**TASK**:
Copy each line where the word "ribbon" occurs.

(begin)

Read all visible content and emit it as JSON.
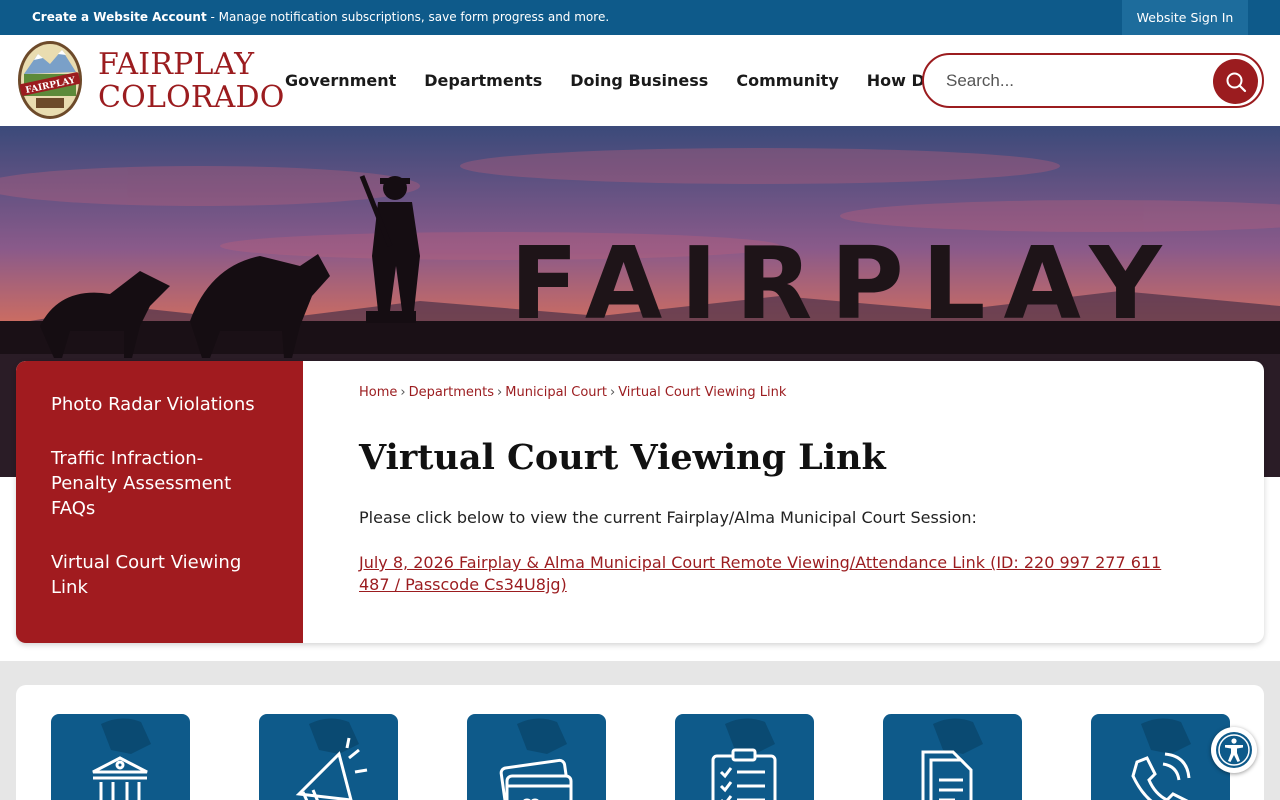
{
  "topbar": {
    "account_link": "Create a Website Account",
    "account_desc": " - Manage notification subscriptions, save form progress and more.",
    "sign_in": "Website Sign In"
  },
  "header": {
    "logo_line1": "FAIRPLAY",
    "logo_line2": "COLORADO",
    "logo_badge_text": "FAIRPLAY",
    "nav": [
      "Government",
      "Departments",
      "Doing Business",
      "Community",
      "How Do I..."
    ],
    "search_placeholder": "Search..."
  },
  "hero": {
    "sign_text": "FAIRPLAY"
  },
  "sidebar": {
    "items": [
      "Photo Radar Violations",
      "Traffic Infraction- Penalty Assessment FAQs",
      "Virtual Court Viewing Link"
    ]
  },
  "breadcrumb": [
    "Home",
    "Departments",
    "Municipal Court",
    "Virtual Court Viewing Link"
  ],
  "page": {
    "title": "Virtual Court Viewing Link",
    "intro": "Please click below to view the current Fairplay/Alma Municipal Court Session:",
    "link": "July 8, 2026 Fairplay & Alma Municipal Court Remote Viewing/Attendance Link (ID: 220 997 277 611 487 / Passcode Cs34U8jg)"
  },
  "quick_links": {
    "icons": [
      "government-building-icon",
      "megaphone-icon",
      "payment-card-icon",
      "checklist-icon",
      "documents-icon",
      "phone-icon"
    ]
  },
  "colors": {
    "brand_blue": "#0e5a8a",
    "brand_red": "#9b1c1f",
    "sidebar_red": "#a11b1f"
  }
}
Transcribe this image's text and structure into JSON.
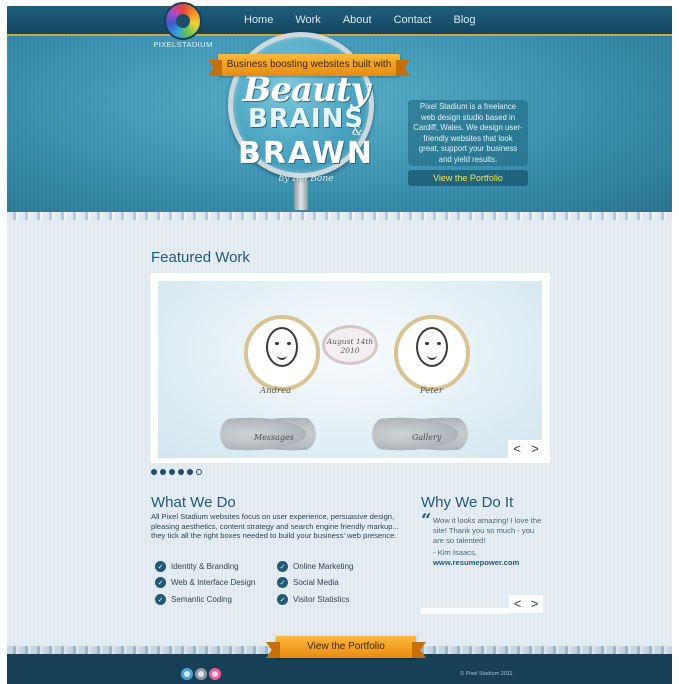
{
  "nav": {
    "logo_text": "PIXELSTADIUM",
    "items": [
      {
        "label": "Home"
      },
      {
        "label": "Work"
      },
      {
        "label": "About"
      },
      {
        "label": "Contact"
      },
      {
        "label": "Blog"
      }
    ]
  },
  "hero": {
    "ribbon": "Business boosting websites built with",
    "headline_beauty": "Beauty",
    "headline_brains": "BRAINS",
    "headline_amp": "&",
    "headline_brawn": "BRAWN",
    "byline": "by Bill Bone",
    "intro": "Pixel Stadium is a freelance web design studio based in Cardiff, Wales. We design user-friendly websites that look great, support your business and yield results.",
    "cta": "View the Portfolio"
  },
  "featured": {
    "title": "Featured Work",
    "slide": {
      "date": "August 14th 2010",
      "name_left": "Andrea",
      "name_right": "Peter",
      "label_left": "Messages",
      "label_right": "Gallery"
    },
    "arrows": {
      "prev": "<",
      "next": ">"
    },
    "dots_total": 6,
    "dots_active_index": 5
  },
  "what_we_do": {
    "title": "What We Do",
    "body": "All Pixel Stadium websites focus on user experience, persuasive design, pleasing aesthetics, content strategy and search engine friendly markup... they tick all the right boxes needed to build your business' web presence.",
    "services_left": [
      "Identity & Branding",
      "Web & Interface Design",
      "Semantic Coding"
    ],
    "services_right": [
      "Online Marketing",
      "Social Media",
      "Visitor Statistics"
    ],
    "check_glyph": "✓"
  },
  "why_we_do_it": {
    "title": "Why We Do It",
    "quote_mark": "“",
    "quote": "Wow it looks amazing! I love the site! Thank you so much - you are so talented!",
    "author": "- Kim Isaacs,",
    "link": "www.resumepower.com",
    "arrows": {
      "prev": "<",
      "next": ">"
    }
  },
  "footer": {
    "ribbon": "View the Portfolio",
    "social": [
      "twitter-icon",
      "flickr-icon",
      "dribbble-icon"
    ],
    "copyright": "© Pixel Stadium 2011"
  }
}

(end)

**COMPLETE OUTPUT**:
    "ribbon": "Business boosting websites built with",
    "ribbon": "View the Portfolio",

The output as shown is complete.